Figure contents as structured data
┄┄┄┄┄┄

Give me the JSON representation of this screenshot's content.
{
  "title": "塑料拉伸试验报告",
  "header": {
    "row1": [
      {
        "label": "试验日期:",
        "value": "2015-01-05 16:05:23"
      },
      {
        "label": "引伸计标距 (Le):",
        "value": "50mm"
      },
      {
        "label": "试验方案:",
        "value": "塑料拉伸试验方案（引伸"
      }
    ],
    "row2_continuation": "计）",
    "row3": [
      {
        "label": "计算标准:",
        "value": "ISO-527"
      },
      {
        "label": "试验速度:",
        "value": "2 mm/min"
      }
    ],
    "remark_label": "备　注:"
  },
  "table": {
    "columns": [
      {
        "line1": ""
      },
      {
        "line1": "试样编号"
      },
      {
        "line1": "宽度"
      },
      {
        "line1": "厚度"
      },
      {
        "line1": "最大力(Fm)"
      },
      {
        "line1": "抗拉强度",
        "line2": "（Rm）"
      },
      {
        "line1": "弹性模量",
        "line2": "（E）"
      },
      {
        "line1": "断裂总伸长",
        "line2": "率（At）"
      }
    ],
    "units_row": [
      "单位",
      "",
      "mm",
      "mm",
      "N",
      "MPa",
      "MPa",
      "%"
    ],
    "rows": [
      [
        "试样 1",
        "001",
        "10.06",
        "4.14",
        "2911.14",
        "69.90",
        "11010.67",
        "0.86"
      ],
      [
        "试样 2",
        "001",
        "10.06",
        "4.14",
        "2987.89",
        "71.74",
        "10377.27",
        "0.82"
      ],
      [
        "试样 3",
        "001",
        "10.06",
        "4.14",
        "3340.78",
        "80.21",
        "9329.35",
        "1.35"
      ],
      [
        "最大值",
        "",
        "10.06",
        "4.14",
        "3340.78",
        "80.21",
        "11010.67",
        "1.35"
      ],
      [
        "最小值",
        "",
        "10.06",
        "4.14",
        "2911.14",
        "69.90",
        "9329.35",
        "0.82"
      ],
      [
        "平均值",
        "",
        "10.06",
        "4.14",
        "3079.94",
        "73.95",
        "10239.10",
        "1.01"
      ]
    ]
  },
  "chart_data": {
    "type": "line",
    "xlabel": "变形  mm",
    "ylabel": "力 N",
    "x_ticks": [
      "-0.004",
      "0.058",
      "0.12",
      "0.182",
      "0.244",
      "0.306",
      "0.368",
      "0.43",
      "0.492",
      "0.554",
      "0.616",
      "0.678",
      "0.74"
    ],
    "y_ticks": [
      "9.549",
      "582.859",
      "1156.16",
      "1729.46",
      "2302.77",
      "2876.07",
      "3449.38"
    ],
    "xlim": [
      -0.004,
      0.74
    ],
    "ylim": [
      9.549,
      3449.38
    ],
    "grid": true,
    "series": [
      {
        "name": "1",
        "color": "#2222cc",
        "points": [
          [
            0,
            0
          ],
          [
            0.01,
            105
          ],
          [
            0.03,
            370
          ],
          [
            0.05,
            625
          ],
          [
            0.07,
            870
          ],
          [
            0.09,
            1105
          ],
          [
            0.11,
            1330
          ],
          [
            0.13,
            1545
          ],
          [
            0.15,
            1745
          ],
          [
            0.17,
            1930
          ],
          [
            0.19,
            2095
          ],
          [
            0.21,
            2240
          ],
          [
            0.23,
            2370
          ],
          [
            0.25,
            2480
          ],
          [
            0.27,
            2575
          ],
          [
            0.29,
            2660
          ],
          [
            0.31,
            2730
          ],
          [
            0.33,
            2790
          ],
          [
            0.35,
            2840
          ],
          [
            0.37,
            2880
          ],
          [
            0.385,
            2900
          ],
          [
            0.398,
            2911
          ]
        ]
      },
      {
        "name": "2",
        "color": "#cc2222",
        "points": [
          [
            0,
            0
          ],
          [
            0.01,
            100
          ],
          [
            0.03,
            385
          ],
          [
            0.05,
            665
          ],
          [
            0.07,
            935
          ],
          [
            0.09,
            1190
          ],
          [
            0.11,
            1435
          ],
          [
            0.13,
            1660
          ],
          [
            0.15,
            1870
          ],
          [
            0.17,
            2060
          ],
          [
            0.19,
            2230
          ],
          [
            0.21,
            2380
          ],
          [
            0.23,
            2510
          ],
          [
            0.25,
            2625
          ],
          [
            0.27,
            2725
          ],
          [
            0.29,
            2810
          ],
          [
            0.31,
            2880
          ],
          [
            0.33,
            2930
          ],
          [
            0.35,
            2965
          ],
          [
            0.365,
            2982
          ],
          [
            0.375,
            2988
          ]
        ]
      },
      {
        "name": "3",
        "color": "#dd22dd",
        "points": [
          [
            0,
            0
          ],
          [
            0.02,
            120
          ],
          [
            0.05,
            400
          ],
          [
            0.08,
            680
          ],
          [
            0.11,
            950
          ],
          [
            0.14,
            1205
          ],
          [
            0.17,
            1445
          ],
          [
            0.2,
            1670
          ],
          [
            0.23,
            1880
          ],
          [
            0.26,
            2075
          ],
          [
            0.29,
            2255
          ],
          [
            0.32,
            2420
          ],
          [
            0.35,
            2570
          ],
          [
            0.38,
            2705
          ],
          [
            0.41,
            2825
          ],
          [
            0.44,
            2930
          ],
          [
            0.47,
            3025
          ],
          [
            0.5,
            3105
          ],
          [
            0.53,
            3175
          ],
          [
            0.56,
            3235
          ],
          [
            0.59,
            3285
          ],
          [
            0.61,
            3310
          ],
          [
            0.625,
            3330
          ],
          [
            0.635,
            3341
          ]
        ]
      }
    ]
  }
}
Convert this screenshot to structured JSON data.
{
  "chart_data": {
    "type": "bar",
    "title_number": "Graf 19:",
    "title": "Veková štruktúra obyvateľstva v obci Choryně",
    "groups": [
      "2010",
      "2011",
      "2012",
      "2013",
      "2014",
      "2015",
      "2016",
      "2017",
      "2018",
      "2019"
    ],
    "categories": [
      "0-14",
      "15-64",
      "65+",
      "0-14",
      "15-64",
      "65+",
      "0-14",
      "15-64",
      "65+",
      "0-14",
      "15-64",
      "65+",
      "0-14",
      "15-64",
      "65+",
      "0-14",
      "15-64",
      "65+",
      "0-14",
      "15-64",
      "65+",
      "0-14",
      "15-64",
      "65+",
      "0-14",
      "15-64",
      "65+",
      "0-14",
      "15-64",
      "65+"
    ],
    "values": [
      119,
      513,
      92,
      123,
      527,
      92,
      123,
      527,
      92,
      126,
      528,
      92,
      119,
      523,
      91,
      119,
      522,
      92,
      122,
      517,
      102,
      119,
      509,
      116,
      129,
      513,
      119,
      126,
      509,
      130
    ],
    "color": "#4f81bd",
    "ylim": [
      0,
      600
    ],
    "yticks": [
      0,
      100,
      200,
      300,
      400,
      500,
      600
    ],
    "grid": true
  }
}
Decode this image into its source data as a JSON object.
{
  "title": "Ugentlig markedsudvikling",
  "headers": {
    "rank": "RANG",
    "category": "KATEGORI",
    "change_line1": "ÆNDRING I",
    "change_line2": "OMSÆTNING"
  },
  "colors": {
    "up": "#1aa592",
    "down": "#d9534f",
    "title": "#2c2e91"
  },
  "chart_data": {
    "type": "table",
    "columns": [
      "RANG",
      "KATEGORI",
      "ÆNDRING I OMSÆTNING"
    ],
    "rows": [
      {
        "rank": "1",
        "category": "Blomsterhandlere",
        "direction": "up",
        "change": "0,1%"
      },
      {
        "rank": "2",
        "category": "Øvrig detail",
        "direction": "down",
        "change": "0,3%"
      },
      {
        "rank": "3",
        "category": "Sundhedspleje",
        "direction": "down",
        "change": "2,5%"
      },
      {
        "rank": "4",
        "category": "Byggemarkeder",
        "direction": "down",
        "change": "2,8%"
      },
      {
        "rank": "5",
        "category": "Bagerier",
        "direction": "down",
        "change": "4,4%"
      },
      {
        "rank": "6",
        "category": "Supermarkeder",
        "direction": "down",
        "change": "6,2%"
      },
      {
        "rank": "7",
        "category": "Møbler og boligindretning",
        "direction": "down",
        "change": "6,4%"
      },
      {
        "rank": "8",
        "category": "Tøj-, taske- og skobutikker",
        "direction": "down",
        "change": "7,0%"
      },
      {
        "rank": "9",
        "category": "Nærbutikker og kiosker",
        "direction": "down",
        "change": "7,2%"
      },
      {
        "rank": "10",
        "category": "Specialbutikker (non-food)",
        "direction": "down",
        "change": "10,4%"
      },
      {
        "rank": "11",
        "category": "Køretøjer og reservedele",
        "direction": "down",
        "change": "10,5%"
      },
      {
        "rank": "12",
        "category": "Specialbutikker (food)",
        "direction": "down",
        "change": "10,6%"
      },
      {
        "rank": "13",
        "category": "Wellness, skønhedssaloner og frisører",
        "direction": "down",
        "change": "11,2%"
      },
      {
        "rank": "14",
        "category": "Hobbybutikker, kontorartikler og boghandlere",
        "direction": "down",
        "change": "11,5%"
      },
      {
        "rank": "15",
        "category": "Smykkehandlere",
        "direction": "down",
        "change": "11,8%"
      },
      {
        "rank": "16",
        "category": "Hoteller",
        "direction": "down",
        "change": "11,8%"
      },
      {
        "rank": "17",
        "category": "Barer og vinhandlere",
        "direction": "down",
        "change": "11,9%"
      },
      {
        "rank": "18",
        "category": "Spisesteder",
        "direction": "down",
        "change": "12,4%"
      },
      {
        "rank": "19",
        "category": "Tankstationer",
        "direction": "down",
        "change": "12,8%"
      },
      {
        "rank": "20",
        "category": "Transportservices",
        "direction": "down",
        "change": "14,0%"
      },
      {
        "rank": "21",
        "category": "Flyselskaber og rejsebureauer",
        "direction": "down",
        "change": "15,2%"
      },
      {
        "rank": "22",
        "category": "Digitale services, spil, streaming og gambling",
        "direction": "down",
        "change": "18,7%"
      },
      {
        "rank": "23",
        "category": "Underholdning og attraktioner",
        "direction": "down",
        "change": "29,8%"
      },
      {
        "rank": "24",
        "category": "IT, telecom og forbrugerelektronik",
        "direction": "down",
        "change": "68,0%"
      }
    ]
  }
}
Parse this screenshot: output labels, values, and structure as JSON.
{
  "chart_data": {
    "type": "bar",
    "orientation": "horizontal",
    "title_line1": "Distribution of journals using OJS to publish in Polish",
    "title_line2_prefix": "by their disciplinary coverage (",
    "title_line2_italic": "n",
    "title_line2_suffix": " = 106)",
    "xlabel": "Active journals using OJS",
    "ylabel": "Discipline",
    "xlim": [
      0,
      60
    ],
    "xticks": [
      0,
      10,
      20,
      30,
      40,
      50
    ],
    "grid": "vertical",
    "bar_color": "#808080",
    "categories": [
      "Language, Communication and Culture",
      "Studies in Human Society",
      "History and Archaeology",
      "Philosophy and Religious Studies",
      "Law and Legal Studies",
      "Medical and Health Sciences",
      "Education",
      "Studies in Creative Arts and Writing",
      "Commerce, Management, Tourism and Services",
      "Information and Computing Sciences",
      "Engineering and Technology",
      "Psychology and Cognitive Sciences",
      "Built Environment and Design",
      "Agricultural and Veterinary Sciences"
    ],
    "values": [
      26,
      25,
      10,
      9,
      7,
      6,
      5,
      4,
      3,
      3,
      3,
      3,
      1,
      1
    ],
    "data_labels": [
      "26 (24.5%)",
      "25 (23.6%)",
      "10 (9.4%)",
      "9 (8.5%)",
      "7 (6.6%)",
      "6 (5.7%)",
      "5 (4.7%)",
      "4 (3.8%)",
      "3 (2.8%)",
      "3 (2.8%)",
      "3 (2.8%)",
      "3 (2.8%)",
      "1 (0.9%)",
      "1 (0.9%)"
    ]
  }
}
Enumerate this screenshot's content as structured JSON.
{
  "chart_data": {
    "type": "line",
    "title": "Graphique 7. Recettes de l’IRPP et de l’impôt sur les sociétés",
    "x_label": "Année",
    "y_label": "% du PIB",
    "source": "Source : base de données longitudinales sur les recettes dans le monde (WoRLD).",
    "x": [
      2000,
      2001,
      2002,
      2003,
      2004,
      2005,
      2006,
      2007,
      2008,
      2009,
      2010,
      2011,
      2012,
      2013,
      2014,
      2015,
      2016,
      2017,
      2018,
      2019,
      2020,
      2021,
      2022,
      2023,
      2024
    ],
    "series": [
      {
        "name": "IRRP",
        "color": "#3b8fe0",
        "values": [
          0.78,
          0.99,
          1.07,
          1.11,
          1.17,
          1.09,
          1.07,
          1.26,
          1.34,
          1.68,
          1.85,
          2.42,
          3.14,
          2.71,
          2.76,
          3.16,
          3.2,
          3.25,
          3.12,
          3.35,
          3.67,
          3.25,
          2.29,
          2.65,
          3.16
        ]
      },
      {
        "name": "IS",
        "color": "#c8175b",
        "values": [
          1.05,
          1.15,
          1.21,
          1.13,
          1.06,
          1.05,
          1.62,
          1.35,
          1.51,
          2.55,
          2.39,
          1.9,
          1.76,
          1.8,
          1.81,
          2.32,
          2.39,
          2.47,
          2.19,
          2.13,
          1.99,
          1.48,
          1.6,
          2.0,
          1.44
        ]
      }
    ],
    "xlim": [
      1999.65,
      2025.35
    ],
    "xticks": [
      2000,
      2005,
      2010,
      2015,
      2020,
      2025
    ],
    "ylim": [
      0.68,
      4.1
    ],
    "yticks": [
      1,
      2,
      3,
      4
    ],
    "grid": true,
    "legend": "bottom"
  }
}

┄┄┄┄┄┄

◆ What the task asks ◆
Collect each line of the entries that has the word "using", copying it in full.

◆ Response ◆
    "title_line1": "Distribution of journals using OJS to publish in Polish",
    "xlabel": "Active journals using OJS",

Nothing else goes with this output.